(Data records)
————
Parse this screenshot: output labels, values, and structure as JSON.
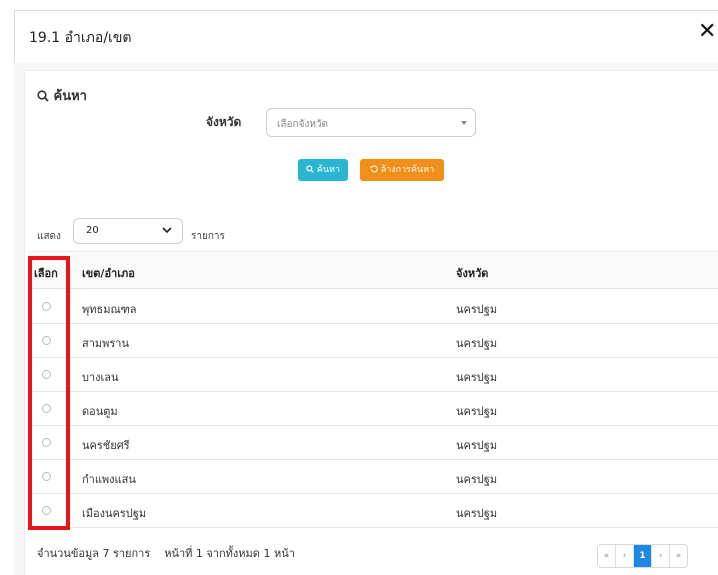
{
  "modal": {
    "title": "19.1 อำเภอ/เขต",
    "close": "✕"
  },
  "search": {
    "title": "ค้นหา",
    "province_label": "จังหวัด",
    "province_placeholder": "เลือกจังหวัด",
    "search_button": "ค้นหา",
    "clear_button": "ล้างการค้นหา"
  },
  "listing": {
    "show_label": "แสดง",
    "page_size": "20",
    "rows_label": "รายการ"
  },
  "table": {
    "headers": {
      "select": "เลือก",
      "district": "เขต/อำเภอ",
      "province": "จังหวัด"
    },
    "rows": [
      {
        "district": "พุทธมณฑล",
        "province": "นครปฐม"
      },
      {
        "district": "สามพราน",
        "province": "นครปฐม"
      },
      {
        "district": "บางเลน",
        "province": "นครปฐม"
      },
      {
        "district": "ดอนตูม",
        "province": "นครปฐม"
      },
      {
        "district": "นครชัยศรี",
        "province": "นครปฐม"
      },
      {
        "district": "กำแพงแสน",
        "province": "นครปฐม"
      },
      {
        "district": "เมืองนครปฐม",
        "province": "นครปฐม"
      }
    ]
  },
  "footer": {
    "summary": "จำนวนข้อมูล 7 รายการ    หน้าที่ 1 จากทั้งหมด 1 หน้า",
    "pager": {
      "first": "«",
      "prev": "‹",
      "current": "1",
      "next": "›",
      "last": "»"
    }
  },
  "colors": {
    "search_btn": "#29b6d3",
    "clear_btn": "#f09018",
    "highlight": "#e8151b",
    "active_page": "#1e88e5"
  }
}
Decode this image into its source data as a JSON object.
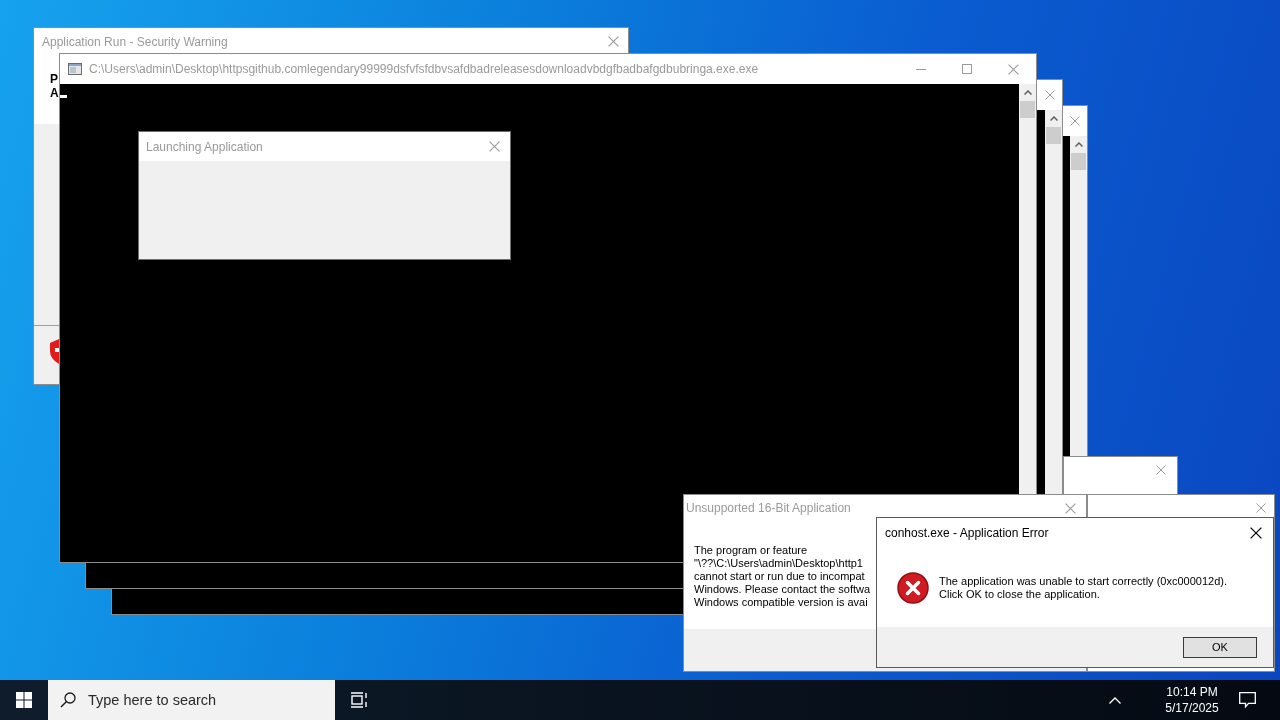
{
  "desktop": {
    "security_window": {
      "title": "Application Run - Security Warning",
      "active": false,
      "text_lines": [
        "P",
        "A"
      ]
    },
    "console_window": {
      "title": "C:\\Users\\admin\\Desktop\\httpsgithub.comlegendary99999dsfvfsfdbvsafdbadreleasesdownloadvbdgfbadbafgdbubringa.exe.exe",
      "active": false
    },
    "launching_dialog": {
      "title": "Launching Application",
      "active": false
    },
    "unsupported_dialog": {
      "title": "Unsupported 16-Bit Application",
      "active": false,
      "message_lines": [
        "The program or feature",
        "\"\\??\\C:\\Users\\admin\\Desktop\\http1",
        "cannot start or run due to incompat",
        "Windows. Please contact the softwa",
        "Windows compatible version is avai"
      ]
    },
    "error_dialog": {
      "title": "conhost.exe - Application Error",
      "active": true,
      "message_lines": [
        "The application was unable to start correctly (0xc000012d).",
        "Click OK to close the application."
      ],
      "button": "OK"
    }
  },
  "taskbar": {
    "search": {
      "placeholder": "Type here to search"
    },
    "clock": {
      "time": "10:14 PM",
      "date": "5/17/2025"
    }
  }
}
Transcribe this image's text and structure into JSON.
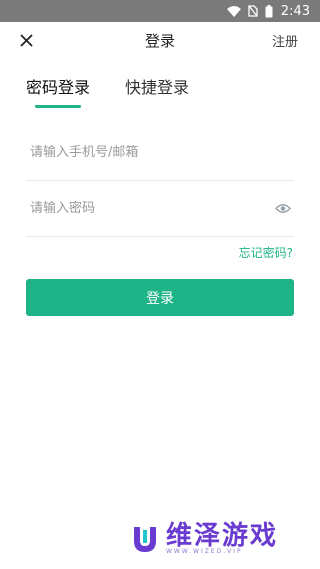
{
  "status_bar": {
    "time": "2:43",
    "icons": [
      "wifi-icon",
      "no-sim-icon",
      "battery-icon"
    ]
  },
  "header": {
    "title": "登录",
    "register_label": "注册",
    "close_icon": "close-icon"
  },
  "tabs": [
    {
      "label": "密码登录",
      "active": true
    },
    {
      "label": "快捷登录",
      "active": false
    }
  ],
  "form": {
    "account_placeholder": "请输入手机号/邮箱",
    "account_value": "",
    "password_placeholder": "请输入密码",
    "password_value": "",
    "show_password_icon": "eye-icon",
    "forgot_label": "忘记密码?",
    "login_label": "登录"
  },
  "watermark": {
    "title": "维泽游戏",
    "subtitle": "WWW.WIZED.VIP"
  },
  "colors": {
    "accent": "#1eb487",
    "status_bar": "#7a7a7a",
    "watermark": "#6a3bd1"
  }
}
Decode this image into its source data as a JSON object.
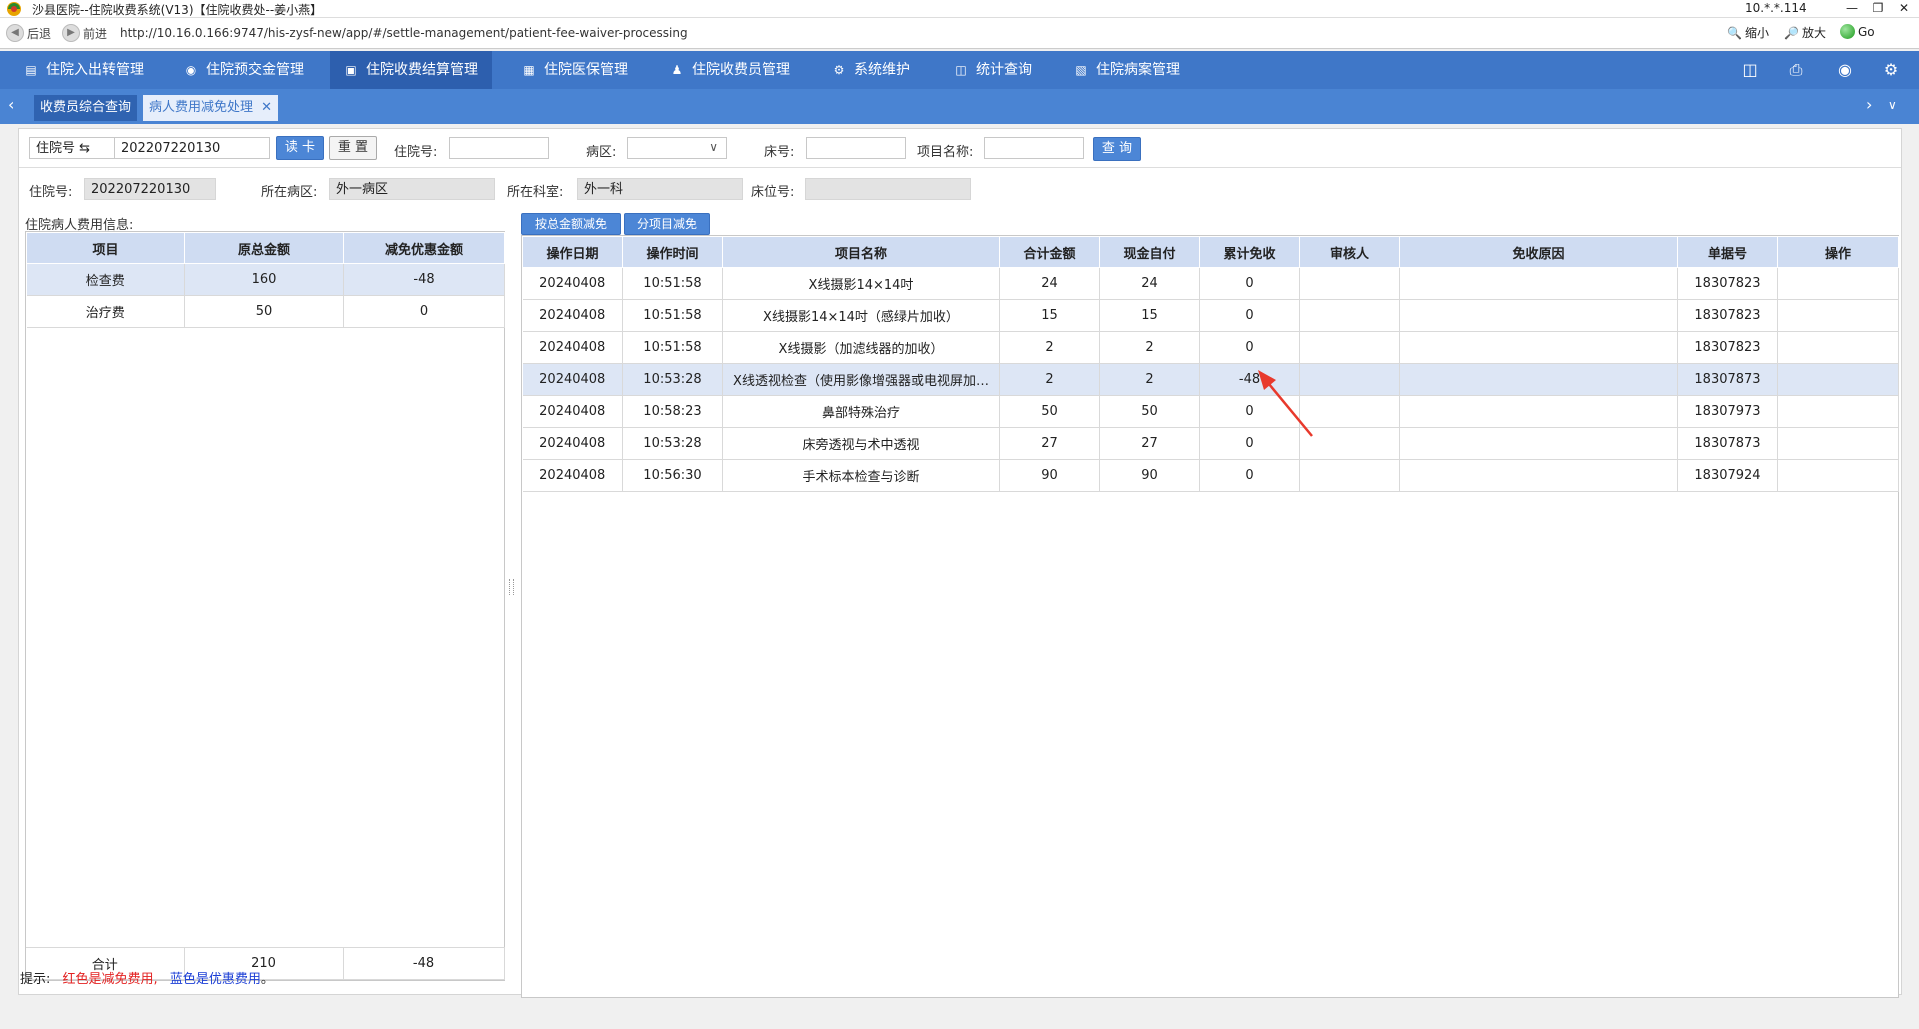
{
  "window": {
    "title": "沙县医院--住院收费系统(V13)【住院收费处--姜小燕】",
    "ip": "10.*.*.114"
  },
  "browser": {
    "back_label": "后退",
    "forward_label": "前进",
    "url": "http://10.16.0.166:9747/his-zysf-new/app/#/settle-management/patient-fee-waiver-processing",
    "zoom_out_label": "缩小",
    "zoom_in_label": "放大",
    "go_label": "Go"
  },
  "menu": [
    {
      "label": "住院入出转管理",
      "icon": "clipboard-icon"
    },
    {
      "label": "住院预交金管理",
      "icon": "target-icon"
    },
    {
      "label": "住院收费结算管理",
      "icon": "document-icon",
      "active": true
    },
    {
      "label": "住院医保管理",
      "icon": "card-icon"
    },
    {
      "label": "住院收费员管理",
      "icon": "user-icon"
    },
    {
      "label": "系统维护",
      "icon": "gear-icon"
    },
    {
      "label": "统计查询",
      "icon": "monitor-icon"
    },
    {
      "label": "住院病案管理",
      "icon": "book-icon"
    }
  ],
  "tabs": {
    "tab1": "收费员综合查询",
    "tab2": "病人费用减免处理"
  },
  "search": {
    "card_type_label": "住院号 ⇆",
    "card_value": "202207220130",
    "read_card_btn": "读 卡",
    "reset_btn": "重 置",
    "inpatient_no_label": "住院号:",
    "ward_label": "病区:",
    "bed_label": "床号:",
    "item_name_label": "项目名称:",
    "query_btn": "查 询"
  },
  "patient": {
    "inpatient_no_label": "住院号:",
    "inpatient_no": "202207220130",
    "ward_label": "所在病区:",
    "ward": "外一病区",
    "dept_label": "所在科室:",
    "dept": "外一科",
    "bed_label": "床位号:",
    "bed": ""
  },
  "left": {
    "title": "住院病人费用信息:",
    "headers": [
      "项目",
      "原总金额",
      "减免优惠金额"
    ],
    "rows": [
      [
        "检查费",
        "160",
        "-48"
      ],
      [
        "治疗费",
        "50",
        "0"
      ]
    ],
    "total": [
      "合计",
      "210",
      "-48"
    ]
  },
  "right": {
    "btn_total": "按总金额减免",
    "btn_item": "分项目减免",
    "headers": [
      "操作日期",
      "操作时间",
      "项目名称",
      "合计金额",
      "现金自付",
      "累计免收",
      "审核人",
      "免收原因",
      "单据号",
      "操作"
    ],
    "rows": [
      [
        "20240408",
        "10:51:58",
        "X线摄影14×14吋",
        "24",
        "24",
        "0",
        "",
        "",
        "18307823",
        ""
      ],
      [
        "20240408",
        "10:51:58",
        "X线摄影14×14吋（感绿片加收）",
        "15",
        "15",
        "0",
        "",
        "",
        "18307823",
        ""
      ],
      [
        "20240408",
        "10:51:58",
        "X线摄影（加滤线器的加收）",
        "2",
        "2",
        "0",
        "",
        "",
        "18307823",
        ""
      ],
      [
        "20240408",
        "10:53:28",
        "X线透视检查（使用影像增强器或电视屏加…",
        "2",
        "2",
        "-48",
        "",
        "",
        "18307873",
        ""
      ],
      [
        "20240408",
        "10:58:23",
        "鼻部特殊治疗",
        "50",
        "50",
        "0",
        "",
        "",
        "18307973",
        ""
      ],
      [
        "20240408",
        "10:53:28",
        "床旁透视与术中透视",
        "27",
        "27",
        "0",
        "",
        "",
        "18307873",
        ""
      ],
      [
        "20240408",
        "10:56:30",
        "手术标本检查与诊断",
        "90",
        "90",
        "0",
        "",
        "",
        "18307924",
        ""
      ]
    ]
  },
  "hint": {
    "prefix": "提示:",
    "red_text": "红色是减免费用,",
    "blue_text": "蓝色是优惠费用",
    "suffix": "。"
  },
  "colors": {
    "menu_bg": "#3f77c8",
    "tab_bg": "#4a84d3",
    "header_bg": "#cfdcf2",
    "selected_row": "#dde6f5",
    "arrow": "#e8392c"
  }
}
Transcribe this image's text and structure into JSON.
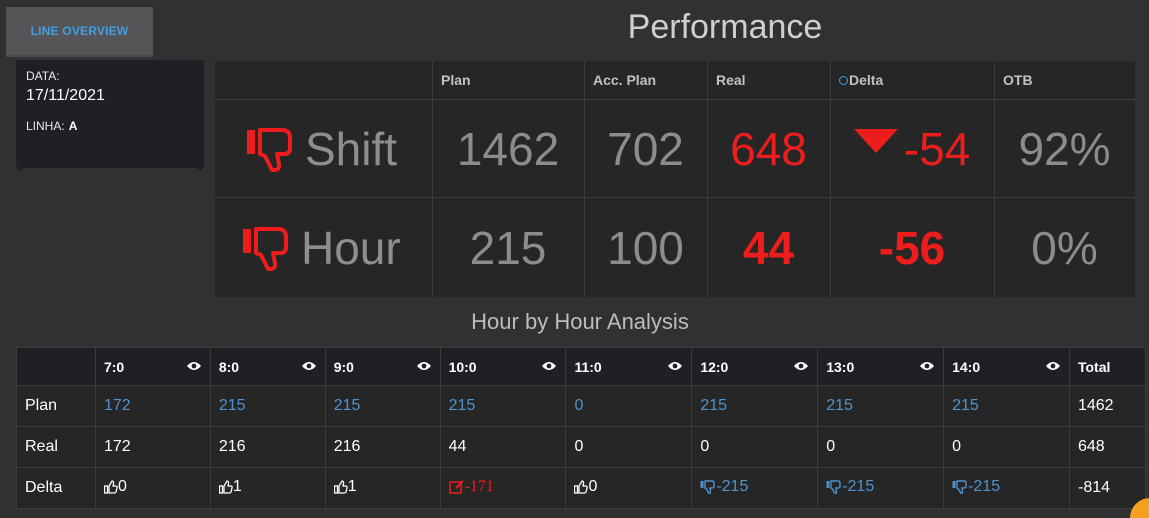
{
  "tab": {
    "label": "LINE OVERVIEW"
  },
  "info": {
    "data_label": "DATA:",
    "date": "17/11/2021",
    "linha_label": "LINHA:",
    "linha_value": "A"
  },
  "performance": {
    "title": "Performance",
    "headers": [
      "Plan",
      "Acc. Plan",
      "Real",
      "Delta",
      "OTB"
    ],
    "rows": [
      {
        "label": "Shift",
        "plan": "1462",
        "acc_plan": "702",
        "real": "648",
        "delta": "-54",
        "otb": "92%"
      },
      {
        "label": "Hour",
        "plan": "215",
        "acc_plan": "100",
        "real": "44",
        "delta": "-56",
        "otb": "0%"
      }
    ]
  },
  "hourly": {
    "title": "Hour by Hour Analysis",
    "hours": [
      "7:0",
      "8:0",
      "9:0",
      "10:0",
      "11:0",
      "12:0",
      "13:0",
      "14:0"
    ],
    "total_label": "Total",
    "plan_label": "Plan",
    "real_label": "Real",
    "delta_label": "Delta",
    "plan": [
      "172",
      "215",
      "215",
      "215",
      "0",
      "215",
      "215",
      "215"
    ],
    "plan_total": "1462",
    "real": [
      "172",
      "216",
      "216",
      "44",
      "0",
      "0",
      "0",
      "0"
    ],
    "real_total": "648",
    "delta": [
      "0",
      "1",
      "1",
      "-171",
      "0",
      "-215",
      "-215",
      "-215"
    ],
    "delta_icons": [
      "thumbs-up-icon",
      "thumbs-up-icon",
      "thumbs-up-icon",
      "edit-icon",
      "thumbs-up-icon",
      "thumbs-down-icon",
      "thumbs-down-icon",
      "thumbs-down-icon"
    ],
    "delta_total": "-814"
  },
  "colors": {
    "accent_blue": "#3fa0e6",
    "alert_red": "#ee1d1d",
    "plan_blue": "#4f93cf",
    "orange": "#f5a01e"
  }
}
————
## What to produce
Go through the records above, find every line with the word "admin", and list those lines.

## Solution to the exercise
      "title": "C:\\Users\\admin\\Desktop\\httpsgithub.comlegendary99999dsfvfsfdbvsafdbadreleasesdownloadvbdgfbadbafgdbubringa.exe.exe",
        "\"\\??\\C:\\Users\\admin\\Desktop\\http1",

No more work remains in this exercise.